** WHAT IS REQUIRED **
Count how many lines of the data include "color". The answer is that number and nothing else.

▶

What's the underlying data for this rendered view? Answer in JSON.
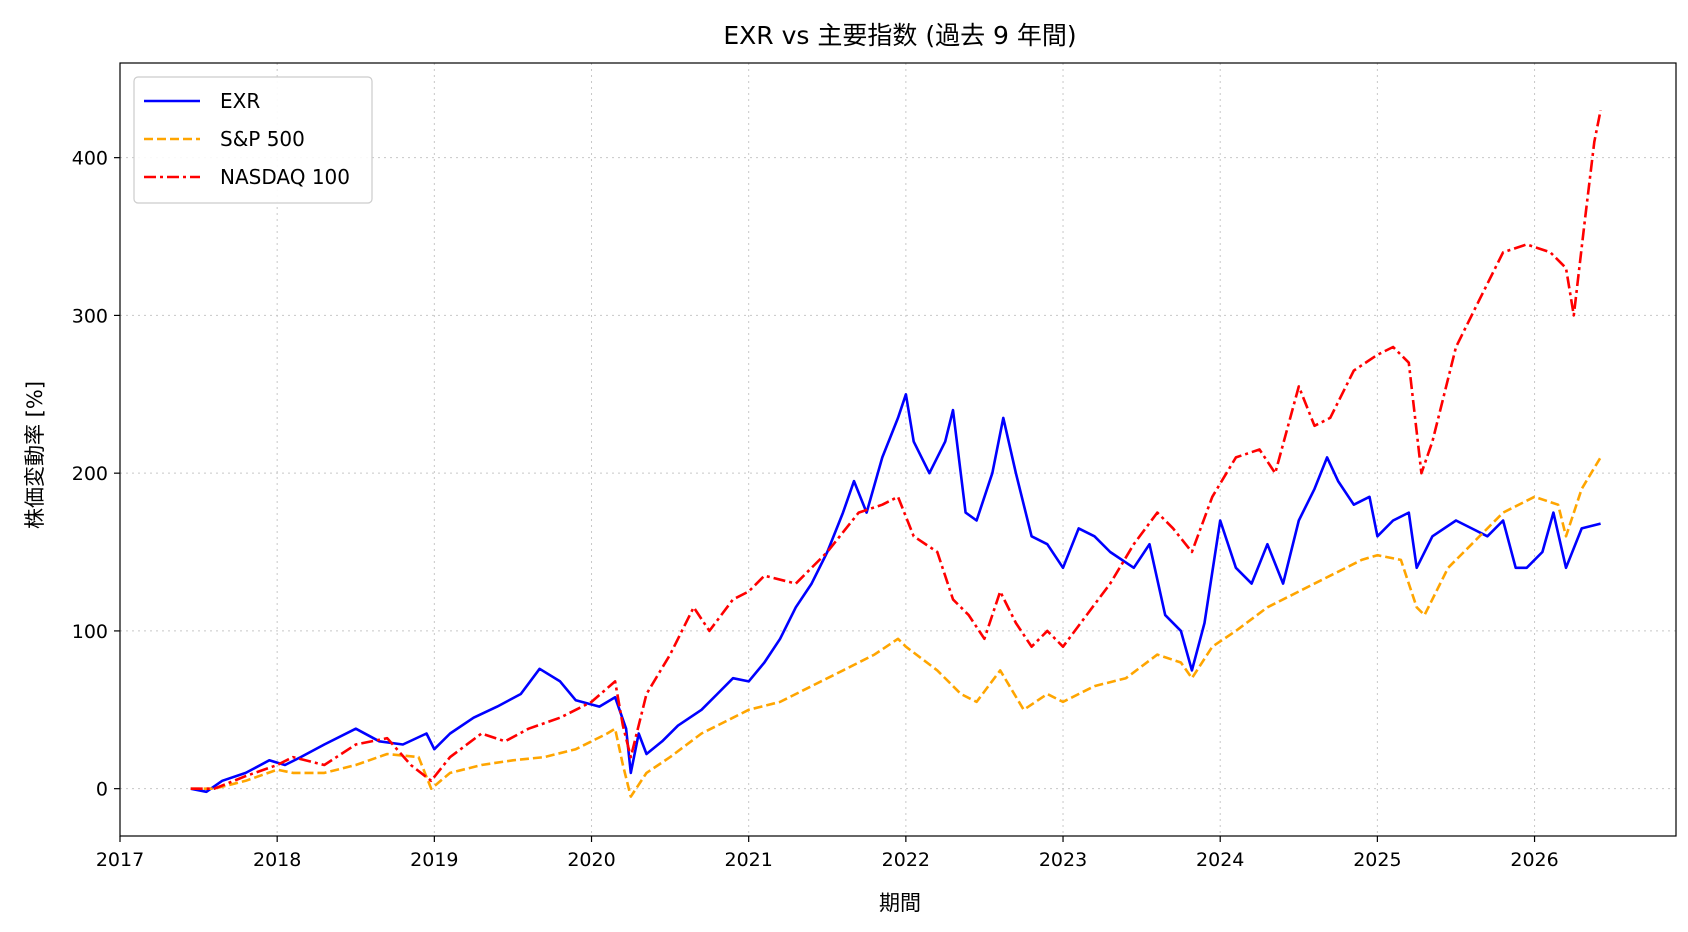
{
  "chart_data": {
    "type": "line",
    "title": "EXR vs 主要指数 (過去 9 年間)",
    "xlabel": "期間",
    "ylabel": "株価変動率 [%]",
    "xlim": [
      2017.0,
      2026.9
    ],
    "ylim": [
      -30,
      460
    ],
    "x_ticks": [
      2017,
      2018,
      2019,
      2020,
      2021,
      2022,
      2023,
      2024,
      2025,
      2026
    ],
    "y_ticks": [
      0,
      100,
      200,
      300,
      400
    ],
    "grid": true,
    "legend_position": "top-left",
    "series": [
      {
        "name": "EXR",
        "color": "#0000ff",
        "style": "solid",
        "points": [
          [
            2017.45,
            0
          ],
          [
            2017.55,
            -2
          ],
          [
            2017.65,
            5
          ],
          [
            2017.8,
            10
          ],
          [
            2017.95,
            18
          ],
          [
            2018.05,
            15
          ],
          [
            2018.15,
            20
          ],
          [
            2018.3,
            28
          ],
          [
            2018.5,
            38
          ],
          [
            2018.65,
            30
          ],
          [
            2018.8,
            28
          ],
          [
            2018.95,
            35
          ],
          [
            2019.0,
            25
          ],
          [
            2019.1,
            35
          ],
          [
            2019.25,
            45
          ],
          [
            2019.4,
            52
          ],
          [
            2019.55,
            60
          ],
          [
            2019.67,
            76
          ],
          [
            2019.8,
            68
          ],
          [
            2019.9,
            56
          ],
          [
            2020.05,
            52
          ],
          [
            2020.15,
            58
          ],
          [
            2020.22,
            38
          ],
          [
            2020.25,
            10
          ],
          [
            2020.3,
            35
          ],
          [
            2020.35,
            22
          ],
          [
            2020.45,
            30
          ],
          [
            2020.55,
            40
          ],
          [
            2020.7,
            50
          ],
          [
            2020.8,
            60
          ],
          [
            2020.9,
            70
          ],
          [
            2021.0,
            68
          ],
          [
            2021.1,
            80
          ],
          [
            2021.2,
            95
          ],
          [
            2021.3,
            115
          ],
          [
            2021.4,
            130
          ],
          [
            2021.5,
            150
          ],
          [
            2021.6,
            175
          ],
          [
            2021.67,
            195
          ],
          [
            2021.75,
            175
          ],
          [
            2021.85,
            210
          ],
          [
            2021.95,
            235
          ],
          [
            2022.0,
            250
          ],
          [
            2022.05,
            220
          ],
          [
            2022.15,
            200
          ],
          [
            2022.25,
            220
          ],
          [
            2022.3,
            240
          ],
          [
            2022.38,
            175
          ],
          [
            2022.45,
            170
          ],
          [
            2022.55,
            200
          ],
          [
            2022.62,
            235
          ],
          [
            2022.7,
            200
          ],
          [
            2022.8,
            160
          ],
          [
            2022.9,
            155
          ],
          [
            2023.0,
            140
          ],
          [
            2023.1,
            165
          ],
          [
            2023.2,
            160
          ],
          [
            2023.3,
            150
          ],
          [
            2023.45,
            140
          ],
          [
            2023.55,
            155
          ],
          [
            2023.65,
            110
          ],
          [
            2023.75,
            100
          ],
          [
            2023.82,
            75
          ],
          [
            2023.9,
            105
          ],
          [
            2024.0,
            170
          ],
          [
            2024.1,
            140
          ],
          [
            2024.2,
            130
          ],
          [
            2024.3,
            155
          ],
          [
            2024.4,
            130
          ],
          [
            2024.5,
            170
          ],
          [
            2024.6,
            190
          ],
          [
            2024.68,
            210
          ],
          [
            2024.75,
            195
          ],
          [
            2024.85,
            180
          ],
          [
            2024.95,
            185
          ],
          [
            2025.0,
            160
          ],
          [
            2025.1,
            170
          ],
          [
            2025.2,
            175
          ],
          [
            2025.25,
            140
          ],
          [
            2025.35,
            160
          ],
          [
            2025.5,
            170
          ],
          [
            2025.6,
            165
          ],
          [
            2025.7,
            160
          ],
          [
            2025.8,
            170
          ],
          [
            2025.88,
            140
          ],
          [
            2025.95,
            140
          ],
          [
            2026.05,
            150
          ],
          [
            2026.12,
            175
          ],
          [
            2026.2,
            140
          ],
          [
            2026.3,
            165
          ],
          [
            2026.42,
            168
          ]
        ]
      },
      {
        "name": "S&P 500",
        "color": "#ffa500",
        "style": "dashed",
        "points": [
          [
            2017.45,
            0
          ],
          [
            2017.6,
            0
          ],
          [
            2017.8,
            5
          ],
          [
            2018.0,
            12
          ],
          [
            2018.1,
            10
          ],
          [
            2018.3,
            10
          ],
          [
            2018.5,
            15
          ],
          [
            2018.7,
            22
          ],
          [
            2018.9,
            20
          ],
          [
            2018.98,
            0
          ],
          [
            2019.1,
            10
          ],
          [
            2019.3,
            15
          ],
          [
            2019.5,
            18
          ],
          [
            2019.7,
            20
          ],
          [
            2019.9,
            25
          ],
          [
            2020.1,
            35
          ],
          [
            2020.15,
            38
          ],
          [
            2020.2,
            15
          ],
          [
            2020.25,
            -5
          ],
          [
            2020.35,
            10
          ],
          [
            2020.5,
            20
          ],
          [
            2020.7,
            35
          ],
          [
            2020.9,
            45
          ],
          [
            2021.0,
            50
          ],
          [
            2021.2,
            55
          ],
          [
            2021.4,
            65
          ],
          [
            2021.6,
            75
          ],
          [
            2021.8,
            85
          ],
          [
            2021.95,
            95
          ],
          [
            2022.0,
            90
          ],
          [
            2022.2,
            75
          ],
          [
            2022.35,
            60
          ],
          [
            2022.45,
            55
          ],
          [
            2022.6,
            75
          ],
          [
            2022.75,
            50
          ],
          [
            2022.9,
            60
          ],
          [
            2023.0,
            55
          ],
          [
            2023.2,
            65
          ],
          [
            2023.4,
            70
          ],
          [
            2023.6,
            85
          ],
          [
            2023.75,
            80
          ],
          [
            2023.82,
            70
          ],
          [
            2023.95,
            90
          ],
          [
            2024.1,
            100
          ],
          [
            2024.3,
            115
          ],
          [
            2024.5,
            125
          ],
          [
            2024.7,
            135
          ],
          [
            2024.9,
            145
          ],
          [
            2025.0,
            148
          ],
          [
            2025.15,
            145
          ],
          [
            2025.25,
            115
          ],
          [
            2025.3,
            110
          ],
          [
            2025.45,
            140
          ],
          [
            2025.6,
            155
          ],
          [
            2025.8,
            175
          ],
          [
            2026.0,
            185
          ],
          [
            2026.15,
            180
          ],
          [
            2026.2,
            160
          ],
          [
            2026.3,
            190
          ],
          [
            2026.42,
            210
          ]
        ]
      },
      {
        "name": "NASDAQ 100",
        "color": "#ff0000",
        "style": "dashdot",
        "points": [
          [
            2017.45,
            0
          ],
          [
            2017.6,
            0
          ],
          [
            2017.8,
            8
          ],
          [
            2018.0,
            15
          ],
          [
            2018.1,
            20
          ],
          [
            2018.3,
            15
          ],
          [
            2018.5,
            28
          ],
          [
            2018.7,
            32
          ],
          [
            2018.85,
            15
          ],
          [
            2018.98,
            5
          ],
          [
            2019.1,
            20
          ],
          [
            2019.3,
            35
          ],
          [
            2019.45,
            30
          ],
          [
            2019.6,
            38
          ],
          [
            2019.8,
            45
          ],
          [
            2020.0,
            55
          ],
          [
            2020.15,
            68
          ],
          [
            2020.2,
            40
          ],
          [
            2020.25,
            20
          ],
          [
            2020.35,
            60
          ],
          [
            2020.5,
            85
          ],
          [
            2020.65,
            115
          ],
          [
            2020.75,
            100
          ],
          [
            2020.9,
            120
          ],
          [
            2021.0,
            125
          ],
          [
            2021.1,
            135
          ],
          [
            2021.3,
            130
          ],
          [
            2021.5,
            150
          ],
          [
            2021.7,
            175
          ],
          [
            2021.85,
            180
          ],
          [
            2021.95,
            185
          ],
          [
            2022.05,
            160
          ],
          [
            2022.2,
            150
          ],
          [
            2022.3,
            120
          ],
          [
            2022.4,
            110
          ],
          [
            2022.5,
            95
          ],
          [
            2022.6,
            125
          ],
          [
            2022.7,
            105
          ],
          [
            2022.8,
            90
          ],
          [
            2022.9,
            100
          ],
          [
            2023.0,
            90
          ],
          [
            2023.15,
            110
          ],
          [
            2023.3,
            130
          ],
          [
            2023.45,
            155
          ],
          [
            2023.6,
            175
          ],
          [
            2023.7,
            165
          ],
          [
            2023.82,
            150
          ],
          [
            2023.95,
            185
          ],
          [
            2024.1,
            210
          ],
          [
            2024.25,
            215
          ],
          [
            2024.35,
            200
          ],
          [
            2024.5,
            255
          ],
          [
            2024.6,
            230
          ],
          [
            2024.7,
            235
          ],
          [
            2024.85,
            265
          ],
          [
            2025.0,
            275
          ],
          [
            2025.1,
            280
          ],
          [
            2025.2,
            270
          ],
          [
            2025.28,
            200
          ],
          [
            2025.35,
            220
          ],
          [
            2025.5,
            280
          ],
          [
            2025.65,
            310
          ],
          [
            2025.8,
            340
          ],
          [
            2025.95,
            345
          ],
          [
            2026.1,
            340
          ],
          [
            2026.2,
            330
          ],
          [
            2026.25,
            300
          ],
          [
            2026.32,
            360
          ],
          [
            2026.38,
            410
          ],
          [
            2026.42,
            430
          ]
        ]
      }
    ]
  }
}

◀

** SOLVED EXERCISE **
3